Written request: Locate and copy each line in the data that contains the word "JSON".

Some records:
○ ○ ○ ○ ○ ○ ○

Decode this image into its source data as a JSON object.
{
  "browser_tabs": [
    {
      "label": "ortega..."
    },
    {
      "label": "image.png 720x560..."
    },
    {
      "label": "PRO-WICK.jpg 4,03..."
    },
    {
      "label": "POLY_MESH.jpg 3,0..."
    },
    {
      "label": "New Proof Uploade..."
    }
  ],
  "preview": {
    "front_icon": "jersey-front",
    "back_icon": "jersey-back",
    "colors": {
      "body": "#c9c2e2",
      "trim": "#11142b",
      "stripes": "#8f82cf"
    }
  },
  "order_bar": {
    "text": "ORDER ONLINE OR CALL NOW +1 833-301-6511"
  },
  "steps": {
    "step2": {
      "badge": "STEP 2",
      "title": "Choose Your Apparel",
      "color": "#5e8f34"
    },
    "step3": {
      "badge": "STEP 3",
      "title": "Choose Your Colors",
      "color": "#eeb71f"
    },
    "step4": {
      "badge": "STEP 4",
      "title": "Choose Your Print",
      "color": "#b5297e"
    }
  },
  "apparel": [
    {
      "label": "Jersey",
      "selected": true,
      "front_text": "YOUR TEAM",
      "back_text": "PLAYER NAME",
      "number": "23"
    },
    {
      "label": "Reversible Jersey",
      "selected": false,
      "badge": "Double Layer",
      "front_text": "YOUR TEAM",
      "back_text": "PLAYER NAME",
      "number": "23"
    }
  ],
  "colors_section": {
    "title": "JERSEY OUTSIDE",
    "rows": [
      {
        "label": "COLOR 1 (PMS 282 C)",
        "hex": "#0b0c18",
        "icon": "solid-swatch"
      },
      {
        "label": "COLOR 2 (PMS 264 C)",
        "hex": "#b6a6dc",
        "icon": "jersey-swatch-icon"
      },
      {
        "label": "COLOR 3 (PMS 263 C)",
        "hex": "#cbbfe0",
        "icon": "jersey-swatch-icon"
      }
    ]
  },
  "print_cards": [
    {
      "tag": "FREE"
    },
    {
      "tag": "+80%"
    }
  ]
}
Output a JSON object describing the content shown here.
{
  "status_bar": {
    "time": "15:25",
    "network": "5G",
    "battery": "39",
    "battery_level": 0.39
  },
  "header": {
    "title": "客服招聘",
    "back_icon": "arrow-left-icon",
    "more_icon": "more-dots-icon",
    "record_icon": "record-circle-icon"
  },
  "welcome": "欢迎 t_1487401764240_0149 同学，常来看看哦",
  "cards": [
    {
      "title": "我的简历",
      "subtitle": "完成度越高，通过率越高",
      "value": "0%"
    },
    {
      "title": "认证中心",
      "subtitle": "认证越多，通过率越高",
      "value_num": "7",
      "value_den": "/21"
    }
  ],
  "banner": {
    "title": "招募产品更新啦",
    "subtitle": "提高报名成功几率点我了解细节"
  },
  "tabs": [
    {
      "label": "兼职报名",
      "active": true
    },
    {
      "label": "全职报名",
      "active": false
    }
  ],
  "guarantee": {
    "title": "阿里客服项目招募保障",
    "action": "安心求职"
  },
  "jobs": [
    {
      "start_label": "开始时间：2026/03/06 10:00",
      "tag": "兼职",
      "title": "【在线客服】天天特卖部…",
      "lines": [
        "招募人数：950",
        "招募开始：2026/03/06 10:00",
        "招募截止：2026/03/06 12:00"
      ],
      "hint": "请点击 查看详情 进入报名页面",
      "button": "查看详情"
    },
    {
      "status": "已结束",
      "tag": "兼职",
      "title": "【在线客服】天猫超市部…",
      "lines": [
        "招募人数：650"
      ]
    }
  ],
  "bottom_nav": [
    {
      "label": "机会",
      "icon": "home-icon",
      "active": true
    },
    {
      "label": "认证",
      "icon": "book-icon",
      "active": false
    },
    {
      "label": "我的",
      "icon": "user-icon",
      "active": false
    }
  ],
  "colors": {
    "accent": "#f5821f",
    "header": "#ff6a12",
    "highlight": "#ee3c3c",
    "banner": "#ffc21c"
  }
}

○ ○ ○ ○ ○ ○ ○

Exercise answer:
Decode this image into its source data as a JSON object.
Output a JSON object describing the content shown here.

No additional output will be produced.